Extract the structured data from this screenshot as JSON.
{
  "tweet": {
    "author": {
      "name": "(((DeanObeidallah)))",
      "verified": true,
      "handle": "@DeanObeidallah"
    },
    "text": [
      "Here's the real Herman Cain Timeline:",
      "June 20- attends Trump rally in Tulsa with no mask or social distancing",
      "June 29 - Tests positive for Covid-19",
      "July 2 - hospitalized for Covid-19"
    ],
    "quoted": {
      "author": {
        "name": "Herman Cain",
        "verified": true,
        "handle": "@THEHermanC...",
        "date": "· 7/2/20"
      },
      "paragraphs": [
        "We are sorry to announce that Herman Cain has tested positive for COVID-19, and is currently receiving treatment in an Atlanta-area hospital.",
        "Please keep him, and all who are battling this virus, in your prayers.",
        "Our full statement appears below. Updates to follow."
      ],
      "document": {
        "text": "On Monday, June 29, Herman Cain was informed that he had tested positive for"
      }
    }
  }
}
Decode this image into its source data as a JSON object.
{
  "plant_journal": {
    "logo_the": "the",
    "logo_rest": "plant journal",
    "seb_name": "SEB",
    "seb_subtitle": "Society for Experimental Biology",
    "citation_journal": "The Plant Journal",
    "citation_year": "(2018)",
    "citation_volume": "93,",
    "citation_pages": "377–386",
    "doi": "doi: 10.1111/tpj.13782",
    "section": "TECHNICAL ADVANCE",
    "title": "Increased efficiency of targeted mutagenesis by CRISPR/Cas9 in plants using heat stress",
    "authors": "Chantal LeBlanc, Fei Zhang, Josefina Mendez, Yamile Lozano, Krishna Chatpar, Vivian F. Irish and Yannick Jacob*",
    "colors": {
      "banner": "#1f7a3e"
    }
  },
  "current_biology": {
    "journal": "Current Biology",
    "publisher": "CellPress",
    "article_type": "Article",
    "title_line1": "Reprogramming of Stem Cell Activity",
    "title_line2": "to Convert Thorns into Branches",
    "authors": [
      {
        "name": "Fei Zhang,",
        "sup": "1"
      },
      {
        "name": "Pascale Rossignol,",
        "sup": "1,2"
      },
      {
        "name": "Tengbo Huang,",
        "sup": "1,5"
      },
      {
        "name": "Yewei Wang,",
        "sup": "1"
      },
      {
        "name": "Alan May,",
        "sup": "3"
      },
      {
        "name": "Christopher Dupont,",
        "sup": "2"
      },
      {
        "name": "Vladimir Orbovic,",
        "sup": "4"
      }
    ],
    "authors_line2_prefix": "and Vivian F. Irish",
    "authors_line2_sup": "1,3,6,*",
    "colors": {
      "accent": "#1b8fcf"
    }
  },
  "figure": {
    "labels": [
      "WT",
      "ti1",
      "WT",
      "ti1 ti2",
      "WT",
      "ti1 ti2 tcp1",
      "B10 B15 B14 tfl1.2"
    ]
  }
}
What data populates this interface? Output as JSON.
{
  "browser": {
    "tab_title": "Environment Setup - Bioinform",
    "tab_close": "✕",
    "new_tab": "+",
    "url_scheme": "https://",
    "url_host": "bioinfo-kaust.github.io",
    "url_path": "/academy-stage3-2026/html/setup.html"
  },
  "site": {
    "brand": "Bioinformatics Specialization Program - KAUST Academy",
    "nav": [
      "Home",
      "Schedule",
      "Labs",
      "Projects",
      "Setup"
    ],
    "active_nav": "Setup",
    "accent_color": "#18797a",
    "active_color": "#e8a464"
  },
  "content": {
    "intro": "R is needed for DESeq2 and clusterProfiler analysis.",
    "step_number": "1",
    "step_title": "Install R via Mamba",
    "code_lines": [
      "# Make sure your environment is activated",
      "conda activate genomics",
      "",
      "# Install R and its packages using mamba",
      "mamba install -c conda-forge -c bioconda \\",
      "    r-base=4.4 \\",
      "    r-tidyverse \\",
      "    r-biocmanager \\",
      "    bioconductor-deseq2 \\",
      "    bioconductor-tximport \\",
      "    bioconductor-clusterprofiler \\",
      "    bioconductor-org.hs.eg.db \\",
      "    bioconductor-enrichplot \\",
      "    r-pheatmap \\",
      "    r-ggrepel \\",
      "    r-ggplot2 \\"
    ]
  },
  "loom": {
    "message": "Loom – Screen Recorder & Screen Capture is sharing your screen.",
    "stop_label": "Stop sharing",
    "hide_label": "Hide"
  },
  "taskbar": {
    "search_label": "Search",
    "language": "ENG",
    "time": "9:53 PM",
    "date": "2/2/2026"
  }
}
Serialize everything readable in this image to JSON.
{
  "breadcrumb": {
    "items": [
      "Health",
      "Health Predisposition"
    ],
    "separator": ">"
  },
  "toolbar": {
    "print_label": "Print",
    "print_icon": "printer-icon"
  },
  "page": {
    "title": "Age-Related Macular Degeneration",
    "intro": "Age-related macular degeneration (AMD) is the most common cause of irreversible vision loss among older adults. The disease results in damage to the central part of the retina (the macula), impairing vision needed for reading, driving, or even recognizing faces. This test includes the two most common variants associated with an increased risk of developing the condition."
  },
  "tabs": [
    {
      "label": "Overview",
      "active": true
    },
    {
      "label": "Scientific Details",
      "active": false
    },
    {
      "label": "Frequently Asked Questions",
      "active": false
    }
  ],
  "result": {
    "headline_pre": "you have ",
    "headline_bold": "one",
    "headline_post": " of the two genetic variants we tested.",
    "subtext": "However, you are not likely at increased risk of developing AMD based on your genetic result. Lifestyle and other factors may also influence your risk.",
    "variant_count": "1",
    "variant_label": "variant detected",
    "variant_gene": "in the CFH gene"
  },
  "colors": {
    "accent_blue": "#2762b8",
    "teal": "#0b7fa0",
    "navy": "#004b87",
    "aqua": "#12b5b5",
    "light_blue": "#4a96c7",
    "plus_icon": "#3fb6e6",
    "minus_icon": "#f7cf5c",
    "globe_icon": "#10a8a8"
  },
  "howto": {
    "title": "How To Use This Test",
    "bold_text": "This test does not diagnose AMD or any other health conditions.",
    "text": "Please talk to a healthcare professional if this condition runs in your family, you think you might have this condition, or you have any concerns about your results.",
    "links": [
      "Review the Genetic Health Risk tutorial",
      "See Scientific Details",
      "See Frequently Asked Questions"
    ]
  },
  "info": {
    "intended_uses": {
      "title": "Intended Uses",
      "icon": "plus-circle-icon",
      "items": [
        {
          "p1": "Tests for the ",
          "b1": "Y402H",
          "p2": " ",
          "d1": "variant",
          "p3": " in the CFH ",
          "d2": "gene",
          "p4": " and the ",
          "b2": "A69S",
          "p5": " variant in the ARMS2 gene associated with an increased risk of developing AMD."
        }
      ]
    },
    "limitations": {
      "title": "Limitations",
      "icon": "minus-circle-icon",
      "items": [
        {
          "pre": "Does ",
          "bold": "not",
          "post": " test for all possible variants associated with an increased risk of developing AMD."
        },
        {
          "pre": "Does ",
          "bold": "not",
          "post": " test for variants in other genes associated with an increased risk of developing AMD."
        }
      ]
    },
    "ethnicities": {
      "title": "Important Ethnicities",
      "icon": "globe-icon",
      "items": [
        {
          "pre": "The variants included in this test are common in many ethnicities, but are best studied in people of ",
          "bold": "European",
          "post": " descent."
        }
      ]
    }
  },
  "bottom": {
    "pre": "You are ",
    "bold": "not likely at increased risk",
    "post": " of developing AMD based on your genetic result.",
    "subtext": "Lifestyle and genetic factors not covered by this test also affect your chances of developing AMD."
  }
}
+-------+
» **TASK TO COMPLETE**
Whenever the word "Questions" turns up in a line of the listing above, copy the line.

» **TASK RESULT**
      "label": "Frequently Asked Questions",
      "See Frequently Asked Questions"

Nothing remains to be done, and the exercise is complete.